**Do this**: Copy out all lines with the word "kitchen" in them.

**Material shown**:
★ ★ ★

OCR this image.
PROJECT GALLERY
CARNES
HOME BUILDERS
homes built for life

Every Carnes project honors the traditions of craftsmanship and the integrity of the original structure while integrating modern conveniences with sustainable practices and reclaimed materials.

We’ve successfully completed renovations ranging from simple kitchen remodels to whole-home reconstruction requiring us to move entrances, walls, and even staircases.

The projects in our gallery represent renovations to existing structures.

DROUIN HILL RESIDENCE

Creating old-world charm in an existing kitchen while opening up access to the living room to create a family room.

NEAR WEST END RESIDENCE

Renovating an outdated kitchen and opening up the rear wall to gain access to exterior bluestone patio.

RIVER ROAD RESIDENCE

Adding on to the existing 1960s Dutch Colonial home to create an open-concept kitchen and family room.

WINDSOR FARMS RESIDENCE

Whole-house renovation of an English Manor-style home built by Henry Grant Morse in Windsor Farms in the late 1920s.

★ ★ ★

**Response for this exercise**:
We’ve successfully completed renovations ranging from simple kitchen remodels to whole-home reconstruction requiring us to move entrances, walls, and even staircases.
Creating old-world charm in an existing kitchen while opening up access to the living room to create a family room.
Renovating an outdated kitchen and opening up the rear wall to gain access to exterior bluestone patio.
Adding on to the existing 1960s Dutch Colonial home to create an open-concept kitchen and family room.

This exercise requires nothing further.